WRITTEN PROBLEM
In the microgrid library page, what rating does each DER's own transformer have?

*** PAGE ***

Plug-and-play microgrid library and testing of microgrid controller

Demonstration of the performance of both switching and average microgrid controller components in the Microgrid Library

Introduction

The Microgrid Library toolbox is designed to provide you with realistic component-level building blocks that can be easily used for system-level modeling and real-time microgrid controller (MC) testing. Converter-based library components come in two varieties: switching and average. Switching is highly recommended for system-level testing of real converter controllers that require detailed power electronics models in order to interface the PWM outputs. The average models are behavioural twins of the switching models in terms of parametrization and dynamics, but take significantly less computation resources, making the better choice for situatuations where no PWM interface is needed. This example demonstrates a MC and its ability to handle a microgrid islanding situation by observing the net power flow at the point of common coupling (PCC) and engaging grid-forming mode in different distributed energy resources (DERs). In two separate cases, a battery inverter and a diesel generator (DG) are transferred from grid-following to grid-forming mode to compare their dynamic response.

Model description

The microgrid model (Figure 1) consists of four DERs (an Energy Storage System (ESS), a Wind Plant, a PV Plant, and a Diesel Genset (DG)) and three types of loads (a constant load, an interruptible load, and a variable load), all connected to the same point of common coupling (PCC). All components except the interruptible load are plug-and-play, directly introduced from our Microgrid Library. Each DER has its own 12.5kV/480V transformer. The ESS, the Wind Plant, the PV Plant are all converter-based.

*** DATA SECTION ***

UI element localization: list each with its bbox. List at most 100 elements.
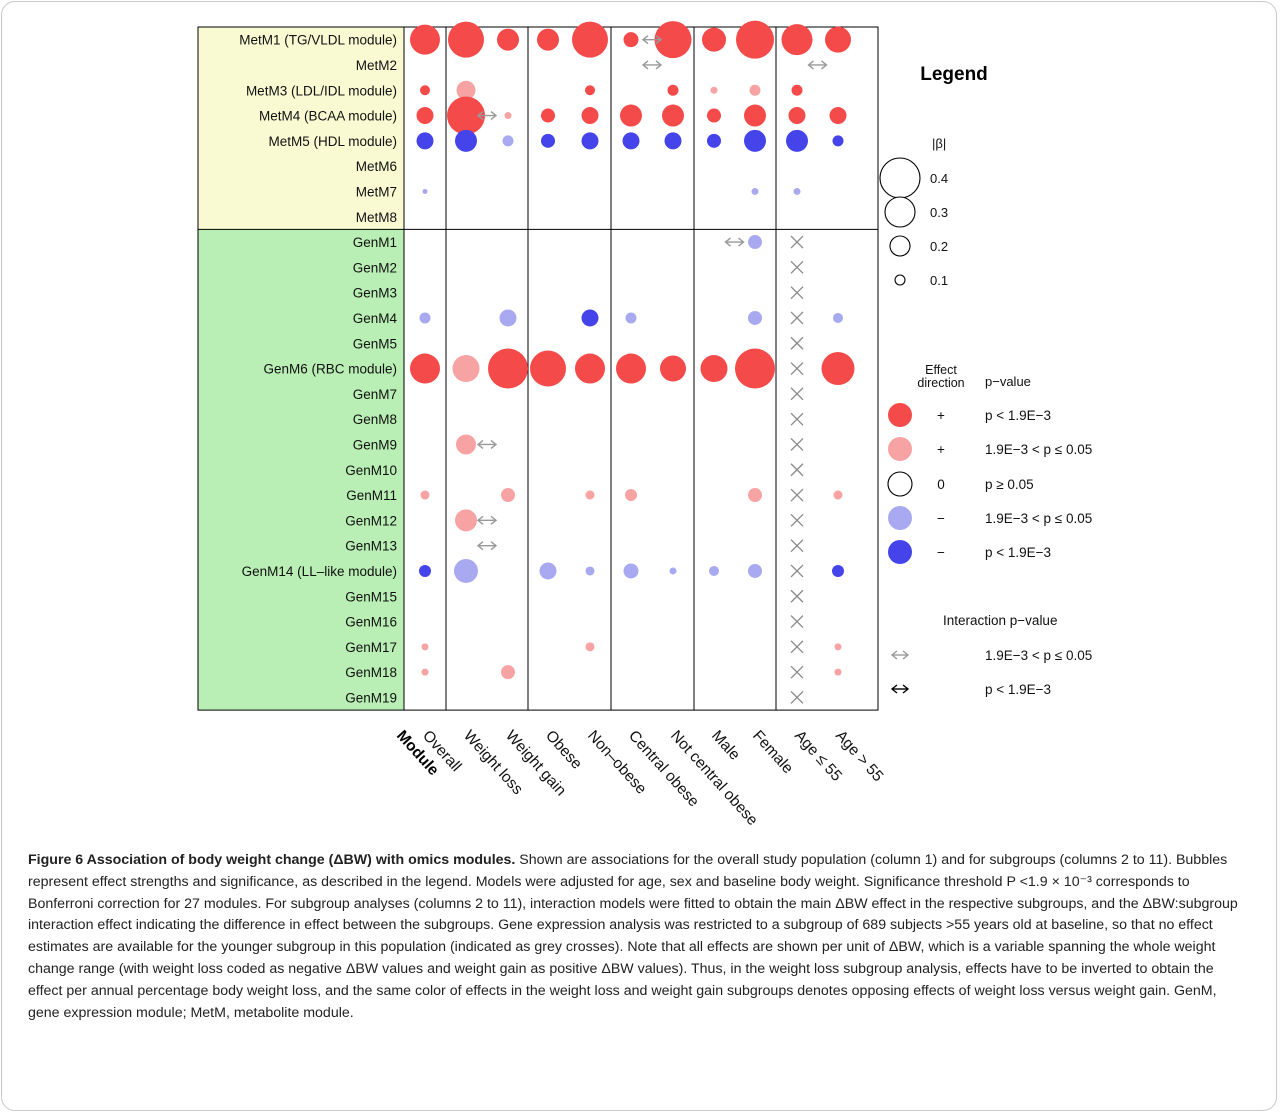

***

ANSWER TO THIS TASK
12.5kV/480V